The exercise
Show every line below where "的结果为" can be found.

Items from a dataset
** start **

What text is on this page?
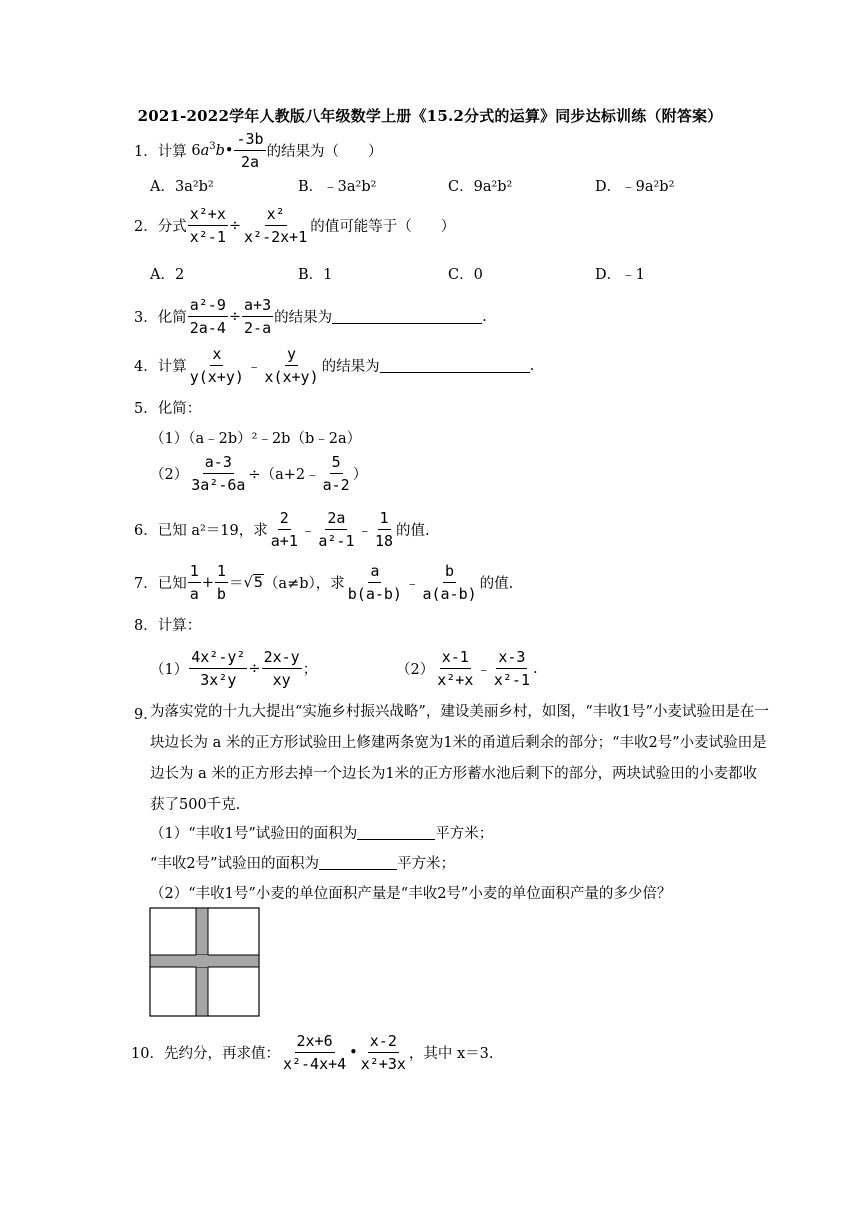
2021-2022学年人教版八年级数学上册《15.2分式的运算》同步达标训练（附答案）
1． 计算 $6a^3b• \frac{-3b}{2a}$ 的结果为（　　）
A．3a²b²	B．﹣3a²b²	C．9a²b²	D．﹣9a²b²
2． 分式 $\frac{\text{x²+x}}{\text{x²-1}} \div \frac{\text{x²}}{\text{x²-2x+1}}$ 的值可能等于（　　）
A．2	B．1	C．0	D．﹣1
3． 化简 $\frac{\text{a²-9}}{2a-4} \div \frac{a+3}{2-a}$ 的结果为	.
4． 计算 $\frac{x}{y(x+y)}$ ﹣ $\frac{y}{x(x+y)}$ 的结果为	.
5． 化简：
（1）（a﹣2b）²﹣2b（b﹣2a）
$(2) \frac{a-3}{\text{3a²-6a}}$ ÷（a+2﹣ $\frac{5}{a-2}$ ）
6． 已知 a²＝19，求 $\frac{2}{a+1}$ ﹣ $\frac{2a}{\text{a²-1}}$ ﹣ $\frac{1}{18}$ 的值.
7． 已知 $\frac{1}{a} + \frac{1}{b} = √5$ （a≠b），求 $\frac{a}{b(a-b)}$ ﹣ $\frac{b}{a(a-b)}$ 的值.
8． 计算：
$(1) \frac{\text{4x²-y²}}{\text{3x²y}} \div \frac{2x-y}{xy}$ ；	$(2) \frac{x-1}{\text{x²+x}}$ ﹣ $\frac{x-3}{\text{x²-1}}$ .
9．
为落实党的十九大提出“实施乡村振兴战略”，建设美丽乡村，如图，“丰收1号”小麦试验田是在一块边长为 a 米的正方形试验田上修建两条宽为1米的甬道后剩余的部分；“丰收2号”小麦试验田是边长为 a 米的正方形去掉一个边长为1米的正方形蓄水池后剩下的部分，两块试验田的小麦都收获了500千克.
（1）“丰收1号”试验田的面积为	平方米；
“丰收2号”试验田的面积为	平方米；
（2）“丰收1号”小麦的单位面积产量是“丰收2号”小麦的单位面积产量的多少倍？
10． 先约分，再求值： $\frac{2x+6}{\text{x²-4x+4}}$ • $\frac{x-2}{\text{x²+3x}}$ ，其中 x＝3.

** end **
** start **

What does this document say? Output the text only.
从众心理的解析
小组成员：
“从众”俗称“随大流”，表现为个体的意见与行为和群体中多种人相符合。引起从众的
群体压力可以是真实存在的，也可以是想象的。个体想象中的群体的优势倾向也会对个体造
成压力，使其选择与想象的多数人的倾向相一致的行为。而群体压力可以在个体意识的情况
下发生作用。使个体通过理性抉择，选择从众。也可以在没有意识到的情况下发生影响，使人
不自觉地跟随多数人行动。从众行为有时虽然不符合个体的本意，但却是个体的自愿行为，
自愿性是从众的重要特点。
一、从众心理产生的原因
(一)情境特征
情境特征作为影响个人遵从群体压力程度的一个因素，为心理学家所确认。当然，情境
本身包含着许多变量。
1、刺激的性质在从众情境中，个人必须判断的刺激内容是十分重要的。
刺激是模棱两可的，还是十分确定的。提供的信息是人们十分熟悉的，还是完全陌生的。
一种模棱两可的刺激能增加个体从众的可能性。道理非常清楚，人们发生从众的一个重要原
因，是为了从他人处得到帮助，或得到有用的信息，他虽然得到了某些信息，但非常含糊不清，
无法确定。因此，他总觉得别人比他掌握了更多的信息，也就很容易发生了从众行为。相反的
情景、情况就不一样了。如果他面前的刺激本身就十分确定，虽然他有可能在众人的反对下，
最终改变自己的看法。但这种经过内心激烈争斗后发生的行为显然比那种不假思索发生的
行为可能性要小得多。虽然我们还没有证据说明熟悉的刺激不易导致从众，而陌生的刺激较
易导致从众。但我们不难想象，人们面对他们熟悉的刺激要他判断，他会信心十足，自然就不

** end **

Response below
1． 计算 $6a^3b• \frac{-3b}{2a}$ 的结果为（　　）
3． 化简 $\frac{\text{a²-9}}{2a-4} \div \frac{a+3}{2-a}$ 的结果为	.
4． 计算 $\frac{x}{y(x+y)}$ ﹣ $\frac{y}{x(x+y)}$ 的结果为	.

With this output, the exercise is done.